- **PROVIDED RECORDS**:
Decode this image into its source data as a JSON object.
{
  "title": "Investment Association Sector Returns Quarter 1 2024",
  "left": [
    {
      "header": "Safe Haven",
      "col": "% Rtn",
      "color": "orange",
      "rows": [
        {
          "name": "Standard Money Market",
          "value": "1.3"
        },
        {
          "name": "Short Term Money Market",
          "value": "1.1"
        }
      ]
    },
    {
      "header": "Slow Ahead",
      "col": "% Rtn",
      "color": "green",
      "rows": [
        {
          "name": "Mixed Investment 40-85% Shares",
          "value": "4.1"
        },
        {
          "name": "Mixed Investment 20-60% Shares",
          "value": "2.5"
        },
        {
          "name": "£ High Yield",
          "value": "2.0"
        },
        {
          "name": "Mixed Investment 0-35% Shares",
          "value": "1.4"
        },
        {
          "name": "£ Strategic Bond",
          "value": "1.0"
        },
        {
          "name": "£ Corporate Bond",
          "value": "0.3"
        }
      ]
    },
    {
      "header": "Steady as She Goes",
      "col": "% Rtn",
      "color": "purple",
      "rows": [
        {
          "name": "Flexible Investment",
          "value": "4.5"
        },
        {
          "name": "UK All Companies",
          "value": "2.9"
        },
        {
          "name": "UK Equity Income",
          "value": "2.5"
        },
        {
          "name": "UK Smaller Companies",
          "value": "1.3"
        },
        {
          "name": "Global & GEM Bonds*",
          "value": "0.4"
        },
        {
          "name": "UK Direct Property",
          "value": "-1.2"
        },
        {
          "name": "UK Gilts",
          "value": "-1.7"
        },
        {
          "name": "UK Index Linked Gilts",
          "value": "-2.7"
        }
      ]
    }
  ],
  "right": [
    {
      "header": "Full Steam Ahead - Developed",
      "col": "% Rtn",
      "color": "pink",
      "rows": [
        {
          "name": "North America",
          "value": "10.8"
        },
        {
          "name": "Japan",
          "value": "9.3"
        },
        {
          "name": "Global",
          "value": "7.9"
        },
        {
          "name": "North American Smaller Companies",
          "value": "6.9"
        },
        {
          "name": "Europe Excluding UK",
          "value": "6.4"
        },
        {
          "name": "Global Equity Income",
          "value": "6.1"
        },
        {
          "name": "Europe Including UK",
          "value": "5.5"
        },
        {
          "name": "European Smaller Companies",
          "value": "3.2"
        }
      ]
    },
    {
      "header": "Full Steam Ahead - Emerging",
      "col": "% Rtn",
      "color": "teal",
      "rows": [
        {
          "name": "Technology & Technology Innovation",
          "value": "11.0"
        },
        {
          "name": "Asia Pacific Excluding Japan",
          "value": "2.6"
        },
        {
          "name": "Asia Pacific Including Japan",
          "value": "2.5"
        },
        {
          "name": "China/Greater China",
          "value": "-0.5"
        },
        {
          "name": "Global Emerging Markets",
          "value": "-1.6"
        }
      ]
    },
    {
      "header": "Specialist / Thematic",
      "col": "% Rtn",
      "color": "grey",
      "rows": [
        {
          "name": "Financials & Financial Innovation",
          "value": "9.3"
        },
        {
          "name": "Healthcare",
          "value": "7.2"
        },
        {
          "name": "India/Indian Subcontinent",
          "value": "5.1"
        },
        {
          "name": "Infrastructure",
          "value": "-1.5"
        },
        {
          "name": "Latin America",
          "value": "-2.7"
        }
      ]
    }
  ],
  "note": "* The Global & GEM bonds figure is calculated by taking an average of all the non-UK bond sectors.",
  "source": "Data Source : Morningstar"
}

- **REQUIREMENTS**:
Reproduce each line of the entries in which the word "Japan" is found.

- **THE RESPONSE**:
          "name": "Japan",
          "name": "Asia Pacific Excluding Japan",
          "name": "Asia Pacific Including Japan",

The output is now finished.